**Written instruction**
Transcribe the entries below exactly; leave every image out.

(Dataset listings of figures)

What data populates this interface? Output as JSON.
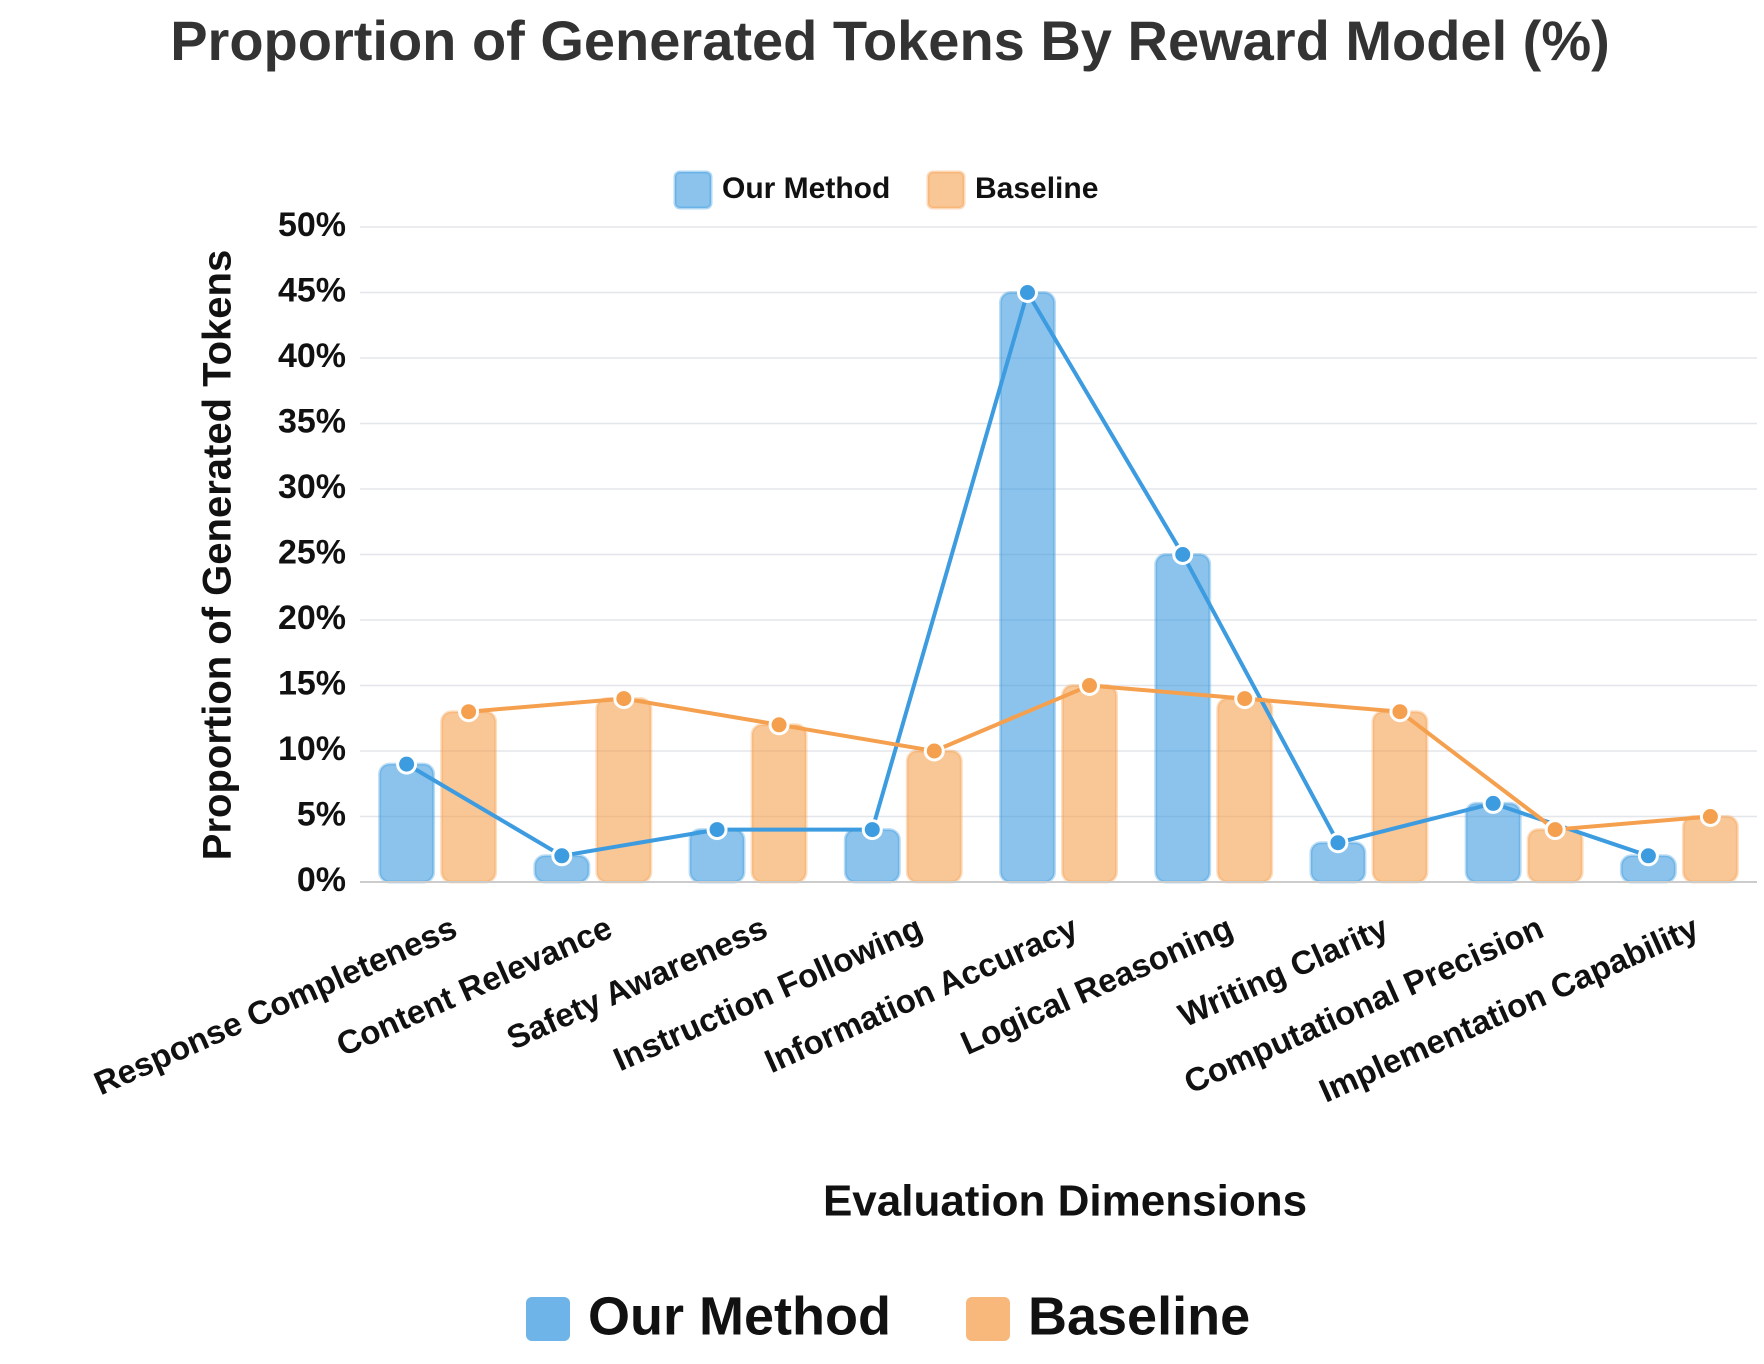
{
  "chart_data": {
    "type": "bar-line",
    "title": "Proportion of Generated Tokens By Reward Model (%)",
    "x_label": "Evaluation Dimensions",
    "y_label": "Proportion of Generated Tokens",
    "categories": [
      "Response Completeness",
      "Content Relevance",
      "Safety Awareness",
      "Instruction Following",
      "Information Accuracy",
      "Logical Reasoning",
      "Writing Clarity",
      "Computational Precision",
      "Implementation Capability"
    ],
    "series": [
      {
        "name": "Our Method",
        "color": "#3d9be0",
        "values": [
          9,
          2,
          4,
          4,
          45,
          25,
          3,
          6,
          2
        ]
      },
      {
        "name": "Baseline",
        "color": "#f5a04f",
        "values": [
          13,
          14,
          12,
          10,
          15,
          14,
          13,
          4,
          5
        ]
      }
    ],
    "ylim": [
      0,
      50
    ],
    "yticks": [
      {
        "value": 0,
        "label": "0%"
      },
      {
        "value": 5,
        "label": "5%"
      },
      {
        "value": 10,
        "label": "10%"
      },
      {
        "value": 15,
        "label": "15%"
      },
      {
        "value": 20,
        "label": "20%"
      },
      {
        "value": 25,
        "label": "25%"
      },
      {
        "value": 30,
        "label": "30%"
      },
      {
        "value": 35,
        "label": "35%"
      },
      {
        "value": 40,
        "label": "40%"
      },
      {
        "value": 45,
        "label": "45%"
      },
      {
        "value": 50,
        "label": "50%"
      }
    ],
    "grid": true
  }
}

**Task solution**
What data populates this interface? Output as JSON.
{
  "chart_data": {
    "type": "bar-line",
    "title": "Proportion of Generated Tokens By Reward Model (%)",
    "x_label": "Evaluation Dimensions",
    "y_label": "Proportion of Generated Tokens",
    "categories": [
      "Response Completeness",
      "Content Relevance",
      "Safety Awareness",
      "Instruction Following",
      "Information Accuracy",
      "Logical Reasoning",
      "Writing Clarity",
      "Computational Precision",
      "Implementation Capability"
    ],
    "series": [
      {
        "name": "Our Method",
        "color": "#3d9be0",
        "values": [
          9,
          2,
          4,
          4,
          45,
          25,
          3,
          6,
          2
        ]
      },
      {
        "name": "Baseline",
        "color": "#f5a04f",
        "values": [
          13,
          14,
          12,
          10,
          15,
          14,
          13,
          4,
          5
        ]
      }
    ],
    "ylim": [
      0,
      50
    ],
    "yticks": [
      {
        "value": 0,
        "label": "0%"
      },
      {
        "value": 5,
        "label": "5%"
      },
      {
        "value": 10,
        "label": "10%"
      },
      {
        "value": 15,
        "label": "15%"
      },
      {
        "value": 20,
        "label": "20%"
      },
      {
        "value": 25,
        "label": "25%"
      },
      {
        "value": 30,
        "label": "30%"
      },
      {
        "value": 35,
        "label": "35%"
      },
      {
        "value": 40,
        "label": "40%"
      },
      {
        "value": 45,
        "label": "45%"
      },
      {
        "value": 50,
        "label": "50%"
      }
    ],
    "grid": true
  }
}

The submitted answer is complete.